• _Required work_:
Copy out each line exactly; pictures stay out of the copy.

━━━━━ Data extract ━━━━━

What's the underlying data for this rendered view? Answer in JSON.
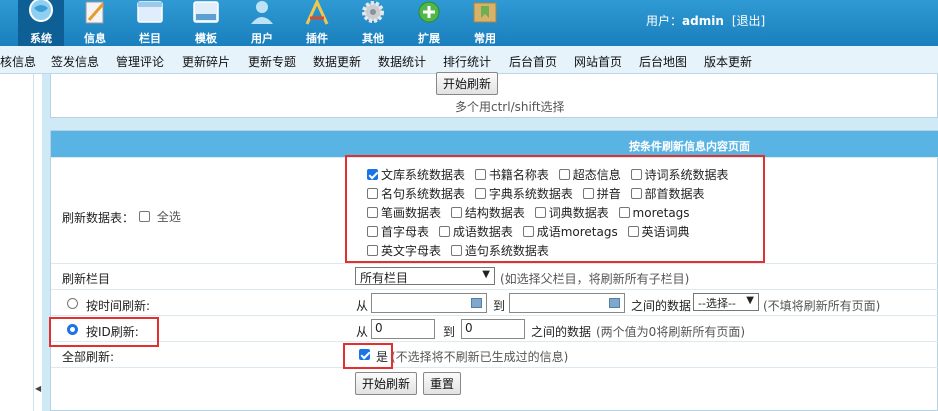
{
  "topbar": {
    "tools": [
      {
        "label": "系统",
        "icon": "system-globe-icon"
      },
      {
        "label": "信息",
        "icon": "info-edit-icon"
      },
      {
        "label": "栏目",
        "icon": "column-window-icon"
      },
      {
        "label": "模板",
        "icon": "template-window-icon"
      },
      {
        "label": "用户",
        "icon": "user-icon"
      },
      {
        "label": "插件",
        "icon": "plugin-tools-icon"
      },
      {
        "label": "其他",
        "icon": "gear-icon"
      },
      {
        "label": "扩展",
        "icon": "extend-plus-icon"
      },
      {
        "label": "常用",
        "icon": "common-folder-icon"
      }
    ],
    "user_prefix": "用户：",
    "user_name": "admin",
    "logout": "[退出]"
  },
  "nav": {
    "items": [
      "核信息",
      "签发信息",
      "管理评论",
      "更新碎片",
      "更新专题",
      "数据更新",
      "数据统计",
      "排行统计",
      "后台首页",
      "网站首页",
      "后台地图",
      "版本更新"
    ]
  },
  "top_section": {
    "start_button": "开始刷新",
    "hint": "多个用ctrl/shift选择"
  },
  "panel": {
    "title": "按条件刷新信息内容页面",
    "refresh_tables_label": "刷新数据表：",
    "select_all": "全选",
    "tables": [
      [
        {
          "name": "文库系统数据表",
          "checked": true
        },
        {
          "name": "书籍名称表",
          "checked": false
        },
        {
          "name": "超态信息",
          "checked": false
        },
        {
          "name": "诗词系统数据表",
          "checked": false
        }
      ],
      [
        {
          "name": "名句系统数据表",
          "checked": false
        },
        {
          "name": "字典系统数据表",
          "checked": false
        },
        {
          "name": "拼音",
          "checked": false
        },
        {
          "name": "部首数据表",
          "checked": false
        }
      ],
      [
        {
          "name": "笔画数据表",
          "checked": false
        },
        {
          "name": "结构数据表",
          "checked": false
        },
        {
          "name": "词典数据表",
          "checked": false
        },
        {
          "name": "moretags",
          "checked": false
        }
      ],
      [
        {
          "name": "首字母表",
          "checked": false
        },
        {
          "name": "成语数据表",
          "checked": false
        },
        {
          "name": "成语moretags",
          "checked": false
        },
        {
          "name": "英语词典",
          "checked": false
        }
      ],
      [
        {
          "name": "英文字母表",
          "checked": false
        },
        {
          "name": "造句系统数据表",
          "checked": false
        }
      ]
    ],
    "column_label": "刷新栏目",
    "column_select": "所有栏目",
    "column_note": "(如选择父栏目，将刷新所有子栏目)",
    "time_label": "按时间刷新:",
    "time_from": "从",
    "time_to": "到",
    "time_between": "之间的数据",
    "time_select": "--选择--",
    "time_note": "(不填将刷新所有页面)",
    "id_label": "按ID刷新:",
    "id_from": "从",
    "id_from_value": "0",
    "id_to": "到",
    "id_to_value": "0",
    "id_between": "之间的数据",
    "id_note": "(两个值为0将刷新所有页面)",
    "full_label": "全部刷新:",
    "full_yes": "是",
    "full_note": "(不选择将不刷新已生成过的信息)",
    "start_button": "开始刷新",
    "reset_button": "重置"
  }
}
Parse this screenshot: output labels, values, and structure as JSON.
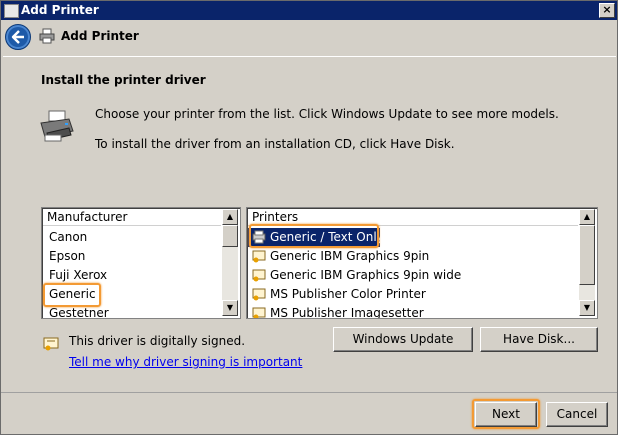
{
  "window": {
    "title": "Add Printer"
  },
  "header": {
    "title": "Add Printer"
  },
  "content": {
    "heading": "Install the printer driver",
    "line1": "Choose your printer from the list. Click Windows Update to see more models.",
    "line2": "To install the driver from an installation CD, click Have Disk."
  },
  "manufacturers": {
    "header": "Manufacturer",
    "items": [
      "Canon",
      "Epson",
      "Fuji Xerox",
      "Generic",
      "Gestetner"
    ],
    "selected": "Generic"
  },
  "printers": {
    "header": "Printers",
    "items": [
      "Generic / Text Only",
      "Generic IBM Graphics 9pin",
      "Generic IBM Graphics 9pin wide",
      "MS Publisher Color Printer",
      "MS Publisher Imagesetter"
    ],
    "selected": "Generic / Text Only"
  },
  "signing": {
    "status": "This driver is digitally signed.",
    "link": "Tell me why driver signing is important"
  },
  "buttons": {
    "windows_update": "Windows Update",
    "have_disk": "Have Disk...",
    "next": "Next",
    "cancel": "Cancel"
  },
  "colors": {
    "highlight": "#f39a34",
    "selection": "#0a246a",
    "titlebar": "#0a246a",
    "link": "#0000ee"
  }
}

━━━━━

• _Answer in full_:
What's the underlying data for this rendered view? Answer in JSON.
{
  "topbar": {
    "tools": [
      {
        "label": "系统",
        "icon": "system-globe-icon"
      },
      {
        "label": "信息",
        "icon": "info-edit-icon"
      },
      {
        "label": "栏目",
        "icon": "column-window-icon"
      },
      {
        "label": "模板",
        "icon": "template-window-icon"
      },
      {
        "label": "用户",
        "icon": "user-icon"
      },
      {
        "label": "插件",
        "icon": "plugin-tools-icon"
      },
      {
        "label": "其他",
        "icon": "gear-icon"
      },
      {
        "label": "扩展",
        "icon": "extend-plus-icon"
      },
      {
        "label": "常用",
        "icon": "common-folder-icon"
      }
    ],
    "user_prefix": "用户：",
    "user_name": "admin",
    "logout": "[退出]"
  },
  "nav": {
    "items": [
      "核信息",
      "签发信息",
      "管理评论",
      "更新碎片",
      "更新专题",
      "数据更新",
      "数据统计",
      "排行统计",
      "后台首页",
      "网站首页",
      "后台地图",
      "版本更新"
    ]
  },
  "top_section": {
    "start_button": "开始刷新",
    "hint": "多个用ctrl/shift选择"
  },
  "panel": {
    "title": "按条件刷新信息内容页面",
    "refresh_tables_label": "刷新数据表：",
    "select_all": "全选",
    "tables": [
      [
        {
          "name": "文库系统数据表",
          "checked": true
        },
        {
          "name": "书籍名称表",
          "checked": false
        },
        {
          "name": "超态信息",
          "checked": false
        },
        {
          "name": "诗词系统数据表",
          "checked": false
        }
      ],
      [
        {
          "name": "名句系统数据表",
          "checked": false
        },
        {
          "name": "字典系统数据表",
          "checked": false
        },
        {
          "name": "拼音",
          "checked": false
        },
        {
          "name": "部首数据表",
          "checked": false
        }
      ],
      [
        {
          "name": "笔画数据表",
          "checked": false
        },
        {
          "name": "结构数据表",
          "checked": false
        },
        {
          "name": "词典数据表",
          "checked": false
        },
        {
          "name": "moretags",
          "checked": false
        }
      ],
      [
        {
          "name": "首字母表",
          "checked": false
        },
        {
          "name": "成语数据表",
          "checked": false
        },
        {
          "name": "成语moretags",
          "checked": false
        },
        {
          "name": "英语词典",
          "checked": false
        }
      ],
      [
        {
          "name": "英文字母表",
          "checked": false
        },
        {
          "name": "造句系统数据表",
          "checked": false
        }
      ]
    ],
    "column_label": "刷新栏目",
    "column_select": "所有栏目",
    "column_note": "(如选择父栏目，将刷新所有子栏目)",
    "time_label": "按时间刷新:",
    "time_from": "从",
    "time_to": "到",
    "time_between": "之间的数据",
    "time_select": "--选择--",
    "time_note": "(不填将刷新所有页面)",
    "id_label": "按ID刷新:",
    "id_from": "从",
    "id_from_value": "0",
    "id_to": "到",
    "id_to_value": "0",
    "id_between": "之间的数据",
    "id_note": "(两个值为0将刷新所有页面)",
    "full_label": "全部刷新:",
    "full_yes": "是",
    "full_note": "(不选择将不刷新已生成过的信息)",
    "start_button": "开始刷新",
    "reset_button": "重置"
  }
}
Parse this screenshot: output labels, values, and structure as JSON.
{
  "window": {
    "title": "Add Printer"
  },
  "header": {
    "title": "Add Printer"
  },
  "content": {
    "heading": "Install the printer driver",
    "line1": "Choose your printer from the list. Click Windows Update to see more models.",
    "line2": "To install the driver from an installation CD, click Have Disk."
  },
  "manufacturers": {
    "header": "Manufacturer",
    "items": [
      "Canon",
      "Epson",
      "Fuji Xerox",
      "Generic",
      "Gestetner"
    ],
    "selected": "Generic"
  },
  "printers": {
    "header": "Printers",
    "items": [
      "Generic / Text Only",
      "Generic IBM Graphics 9pin",
      "Generic IBM Graphics 9pin wide",
      "MS Publisher Color Printer",
      "MS Publisher Imagesetter"
    ],
    "selected": "Generic / Text Only"
  },
  "signing": {
    "status": "This driver is digitally signed.",
    "link": "Tell me why driver signing is important"
  },
  "buttons": {
    "windows_update": "Windows Update",
    "have_disk": "Have Disk...",
    "next": "Next",
    "cancel": "Cancel"
  },
  "colors": {
    "highlight": "#f39a34",
    "selection": "#0a246a",
    "titlebar": "#0a246a",
    "link": "#0000ee"
  }
}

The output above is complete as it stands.